Aufgaben:
a) Gib aus dem Text über Gefahren auf Bahnanlagen den Abschnitt zwischen "Bundespolizei warnt Kinder" und "Betreten von Bahnanlagen." wörtlich aus, beide Stellen eingeschlossen.
b) Beantworte anhand des Textes über Gefahren auf Bahnanlagen die folgenden Fragen kurz:
(i) Wie lang kann der Bremsweg eines Zuges bei voller Fahrt sein?
(ii) Welches Amt hat Maik Kaiser?
(iii) Wie hoch ist die Spannung der Oberleitung?

Vorgegebener Text:

————————

Bundespolizei warnt Kinder und Jugendliche vor Gefahren auf Bahnanlagen

Der Aufenthalt im Gleisbereich ist lebensgefährlich und verboten (Symbolbild) | Foto: Pixelio / Jan Claus

Angesichts immer wieder vorkommender schwerer Unfälle auf Gleisen und abgestellten Waggons warnt die Bundes­polizei Kinder und Jugend­liche zum Beginn der Sommer­ferien in weiteren Bundesländern vor dem unerlaubten Betreten von Bahnanlagen.

Nürnberg (dpa) – „Wo Züge fahren, ist kein Platz für Abenteuer“, erklärte die Nürnberger Bundespolizei am Mittwoch. „Auch wenn Fotos im Gleis oder die Abkürzung über die Schienen verlockend und berechenbar erscheinen, hier droht ernste Gefahr“, schrieb der Präventions­beauftragte Maik Kaiser in einer Mitteilung. Der Bremsweg eines Zuges bei voller Fahrt könne bis zu einen Kilometer lang sein, warnen die Beamten. Bei Selfies im Gleisbett sei es schon zu tödlichen Unfällen gekommen.

Zuletzt hatte Anfang Juni ein zwölfjähriges Mädchen in Nürnberg lebensgefährliche Verbrennungen erlitten, als es auf einen abgestellten Waggon geklettert war. Da die Oberleitung eine Spannung von etwa 15.000 Volt hat, kann der Strom auch ohne eine direkte Berührung der Leitung überspringen.

————————

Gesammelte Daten
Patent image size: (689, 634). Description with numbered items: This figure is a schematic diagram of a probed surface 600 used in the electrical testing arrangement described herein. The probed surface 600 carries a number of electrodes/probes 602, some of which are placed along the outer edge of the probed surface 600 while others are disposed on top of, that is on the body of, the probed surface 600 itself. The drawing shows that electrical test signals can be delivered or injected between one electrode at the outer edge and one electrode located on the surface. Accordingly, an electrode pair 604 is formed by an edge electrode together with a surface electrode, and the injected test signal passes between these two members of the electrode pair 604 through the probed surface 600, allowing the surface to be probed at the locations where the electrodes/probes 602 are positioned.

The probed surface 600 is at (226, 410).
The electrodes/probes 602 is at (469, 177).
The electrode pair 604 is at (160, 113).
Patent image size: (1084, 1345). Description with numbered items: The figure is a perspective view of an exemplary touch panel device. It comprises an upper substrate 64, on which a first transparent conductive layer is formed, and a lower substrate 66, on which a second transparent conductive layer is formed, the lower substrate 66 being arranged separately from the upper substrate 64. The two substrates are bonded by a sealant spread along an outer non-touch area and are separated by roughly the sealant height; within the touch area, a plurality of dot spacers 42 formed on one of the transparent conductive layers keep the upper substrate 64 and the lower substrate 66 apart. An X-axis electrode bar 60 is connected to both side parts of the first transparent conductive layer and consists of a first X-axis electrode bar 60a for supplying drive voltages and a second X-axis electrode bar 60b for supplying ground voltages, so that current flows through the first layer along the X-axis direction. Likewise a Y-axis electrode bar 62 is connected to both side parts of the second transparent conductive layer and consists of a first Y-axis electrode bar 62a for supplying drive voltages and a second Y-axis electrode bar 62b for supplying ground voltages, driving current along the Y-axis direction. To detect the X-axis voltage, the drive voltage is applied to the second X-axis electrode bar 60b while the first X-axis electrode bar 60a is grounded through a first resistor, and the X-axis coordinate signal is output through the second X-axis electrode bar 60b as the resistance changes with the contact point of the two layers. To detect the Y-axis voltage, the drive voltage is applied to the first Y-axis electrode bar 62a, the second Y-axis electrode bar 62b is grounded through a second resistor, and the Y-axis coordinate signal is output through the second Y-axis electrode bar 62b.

————————

Antworten der Reihe nach:
a)
Bundespolizei warnt Kinder und Jugendliche vor Gefahren auf Bahnanlagen

Der Aufenthalt im Gleisbereich ist lebensgefährlich und verboten (Symbolbild) | Foto: Pixelio / Jan Claus

Angesichts immer wieder vorkommender schwerer Unfälle auf Gleisen und abgestellten Waggons warnt die Bundes­polizei Kinder und Jugend­liche zum Beginn der Sommer­ferien in weiteren Bundesländern vor dem unerlaubten Betreten von Bahnanlagen.

b)
(i) Bis zu einen Kilometer.
(ii) Er ist Präventionsbeauftragter.
(iii) Etwa 15.000 Volt.